TASK — Write out the text of every item below word for word, leaving out the pictures.

RECORDS PROVIDED —
━━━━━━━━━━━━━━━━

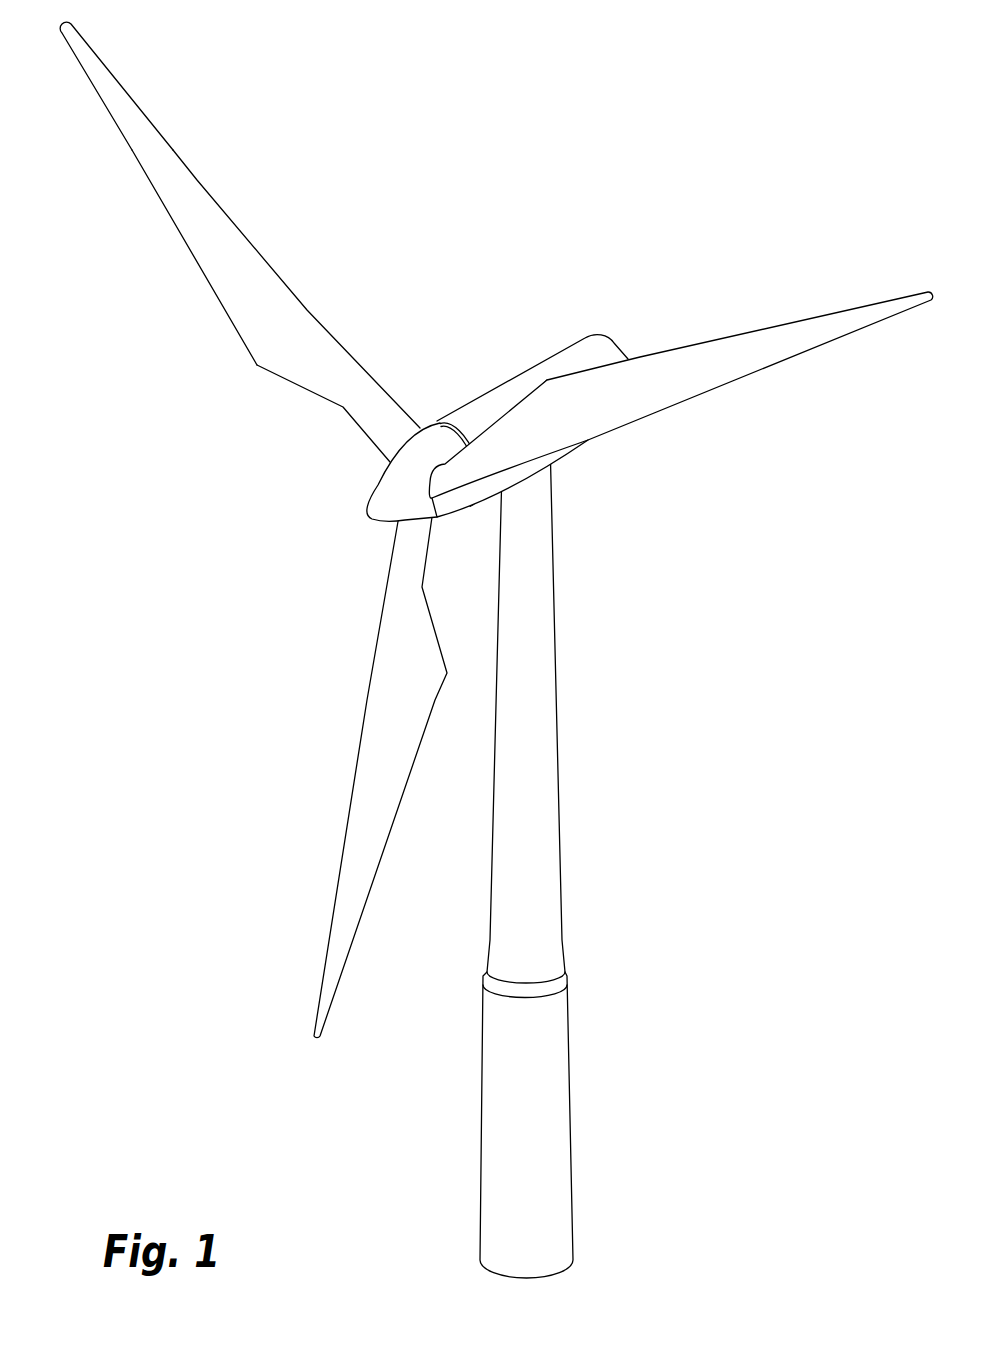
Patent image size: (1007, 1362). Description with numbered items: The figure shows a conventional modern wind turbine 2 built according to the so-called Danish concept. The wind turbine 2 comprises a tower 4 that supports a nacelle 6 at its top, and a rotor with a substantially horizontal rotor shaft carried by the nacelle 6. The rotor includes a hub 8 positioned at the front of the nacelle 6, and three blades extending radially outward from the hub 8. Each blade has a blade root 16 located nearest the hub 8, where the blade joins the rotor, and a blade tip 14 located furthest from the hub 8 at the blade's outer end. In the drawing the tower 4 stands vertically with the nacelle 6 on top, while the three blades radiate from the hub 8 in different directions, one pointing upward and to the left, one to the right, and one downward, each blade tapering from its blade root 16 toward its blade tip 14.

The wind turbine 2 is at (472, 650).
The tower 4 is at (545, 722).
The nacelle 6 is at (487, 403).
The hub 8 is at (387, 493).
The blade tip 14 is at (100, 80).
The blade root 16 is at (397, 445).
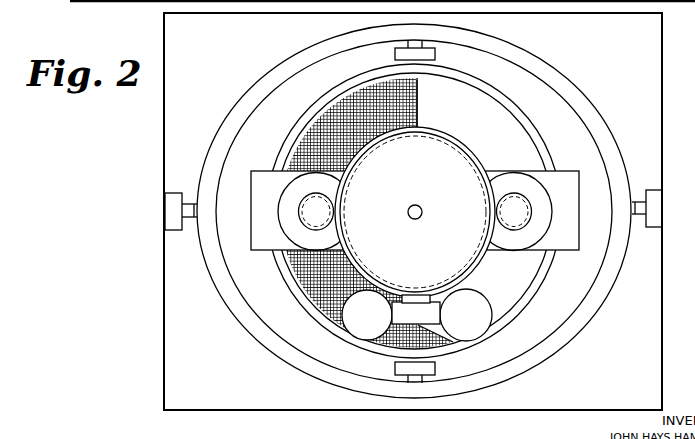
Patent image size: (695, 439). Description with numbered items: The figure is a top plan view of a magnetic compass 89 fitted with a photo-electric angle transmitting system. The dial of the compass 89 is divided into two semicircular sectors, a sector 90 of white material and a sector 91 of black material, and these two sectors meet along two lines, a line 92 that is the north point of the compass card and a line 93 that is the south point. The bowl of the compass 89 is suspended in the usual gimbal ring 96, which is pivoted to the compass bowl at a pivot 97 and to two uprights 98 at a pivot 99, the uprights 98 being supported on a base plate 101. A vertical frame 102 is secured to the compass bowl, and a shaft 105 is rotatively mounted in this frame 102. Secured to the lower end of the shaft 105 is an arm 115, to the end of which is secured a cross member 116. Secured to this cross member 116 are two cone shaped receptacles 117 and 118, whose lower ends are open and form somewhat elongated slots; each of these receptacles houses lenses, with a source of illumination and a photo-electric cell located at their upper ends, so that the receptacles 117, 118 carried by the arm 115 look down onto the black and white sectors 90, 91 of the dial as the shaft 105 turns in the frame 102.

The magnetic compass 89 is at (618, 381).
The white sector 90 is at (498, 125).
The black sector 91 is at (313, 138).
The north point line 92 is at (418, 327).
The south point line 93 is at (413, 100).
The gimbal ring 96 is at (257, 342).
The bowl pivot 97 is at (409, 45).
The uprights 98 is at (177, 192).
The upright pivot 99 is at (192, 218).
The base plate 101 is at (296, 403).
The vertical frame 102 is at (264, 244).
The shaft 105 is at (422, 207).
The arm 115 is at (423, 298).
The cross member 116 is at (403, 300).
The cone shaped receptacle 117 is at (477, 303).
The cone shaped receptacle 118 is at (355, 323).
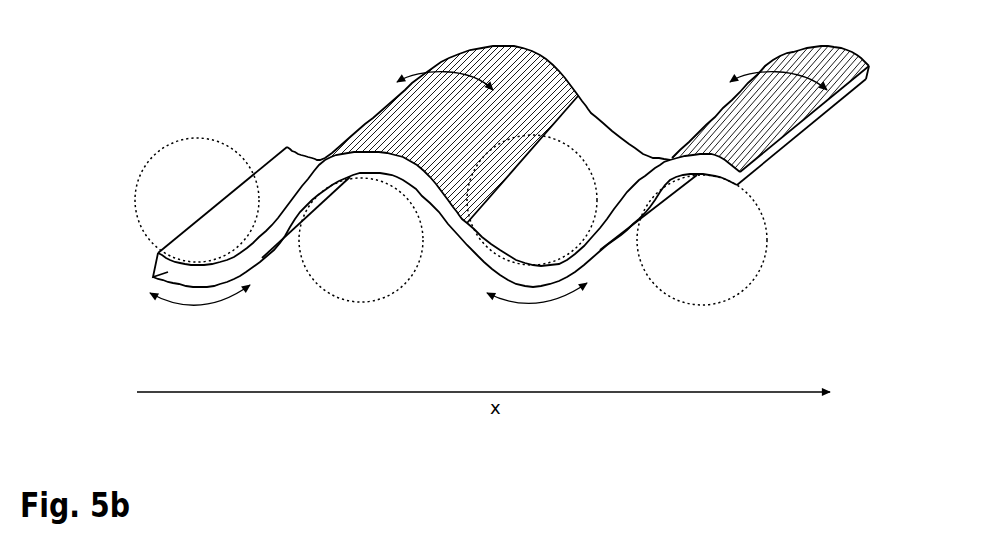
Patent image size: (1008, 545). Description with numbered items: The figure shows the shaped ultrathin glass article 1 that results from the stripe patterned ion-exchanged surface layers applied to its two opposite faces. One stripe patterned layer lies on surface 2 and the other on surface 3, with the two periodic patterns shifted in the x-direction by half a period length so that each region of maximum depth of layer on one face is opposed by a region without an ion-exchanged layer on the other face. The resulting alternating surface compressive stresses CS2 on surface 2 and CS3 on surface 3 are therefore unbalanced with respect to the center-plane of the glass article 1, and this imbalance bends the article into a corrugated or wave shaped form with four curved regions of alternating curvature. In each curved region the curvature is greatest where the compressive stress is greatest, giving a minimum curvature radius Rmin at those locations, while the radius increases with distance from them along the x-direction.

━━━━━━━━━━━━━━━━

WRITTEN REPLY —
Patent image size: (1007, 1362). Description with numbered items: The figure shows a conventional modern wind turbine 2 built according to the so-called Danish concept. The wind turbine 2 comprises a tower 4 that supports a nacelle 6 at its top, and a rotor with a substantially horizontal rotor shaft carried by the nacelle 6. The rotor includes a hub 8 positioned at the front of the nacelle 6, and three blades extending radially outward from the hub 8. Each blade has a blade root 16 located nearest the hub 8, where the blade joins the rotor, and a blade tip 14 located furthest from the hub 8 at the blade's outer end. In the drawing the tower 4 stands vertically with the nacelle 6 on top, while the three blades radiate from the hub 8 in different directions, one pointing upward and to the left, one to the right, and one downward, each blade tapering from its blade root 16 toward its blade tip 14.

The wind turbine 2 is at (472, 650).
The tower 4 is at (545, 722).
The nacelle 6 is at (487, 403).
The hub 8 is at (387, 493).
The blade tip 14 is at (100, 80).
The blade root 16 is at (397, 445).
Patent image size: (695, 439). Description with numbered items: The figure is a top plan view of a magnetic compass 89 fitted with a photo-electric angle transmitting system. The dial of the compass 89 is divided into two semicircular sectors, a sector 90 of white material and a sector 91 of black material, and these two sectors meet along two lines, a line 92 that is the north point of the compass card and a line 93 that is the south point. The bowl of the compass 89 is suspended in the usual gimbal ring 96, which is pivoted to the compass bowl at a pivot 97 and to two uprights 98 at a pivot 99, the uprights 98 being supported on a base plate 101. A vertical frame 102 is secured to the compass bowl, and a shaft 105 is rotatively mounted in this frame 102. Secured to the lower end of the shaft 105 is an arm 115, to the end of which is secured a cross member 116. Secured to this cross member 116 are two cone shaped receptacles 117 and 118, whose lower ends are open and form somewhat elongated slots; each of these receptacles houses lenses, with a source of illumination and a photo-electric cell located at their upper ends, so that the receptacles 117, 118 carried by the arm 115 look down onto the black and white sectors 90, 91 of the dial as the shaft 105 turns in the frame 102.

The magnetic compass 89 is at (618, 381).
The white sector 90 is at (498, 125).
The black sector 91 is at (313, 138).
The north point line 92 is at (418, 327).
The south point line 93 is at (413, 100).
The gimbal ring 96 is at (257, 342).
The bowl pivot 97 is at (409, 45).
The uprights 98 is at (177, 192).
The upright pivot 99 is at (192, 218).
The base plate 101 is at (296, 403).
The vertical frame 102 is at (264, 244).
The shaft 105 is at (422, 207).
The arm 115 is at (423, 298).
The cross member 116 is at (403, 300).
The cone shaped receptacle 117 is at (477, 303).
The cone shaped receptacle 118 is at (355, 323).
Patent image size: (1008, 545). Description with numbered items: The figure shows the shaped ultrathin glass article 1 that results from the stripe patterned ion-exchanged surface layers applied to its two opposite faces. One stripe patterned layer lies on surface 2 and the other on surface 3, with the two periodic patterns shifted in the x-direction by half a period length so that each region of maximum depth of layer on one face is opposed by a region without an ion-exchanged layer on the other face. The resulting alternating surface compressive stresses CS2 on surface 2 and CS3 on surface 3 are therefore unbalanced with respect to the center-plane of the glass article 1, and this imbalance bends the article into a corrugated or wave shaped form with four curved regions of alternating curvature. In each curved region the curvature is greatest where the compressive stress is greatest, giving a minimum curvature radius Rmin at those locations, while the radius increases with distance from them along the x-direction.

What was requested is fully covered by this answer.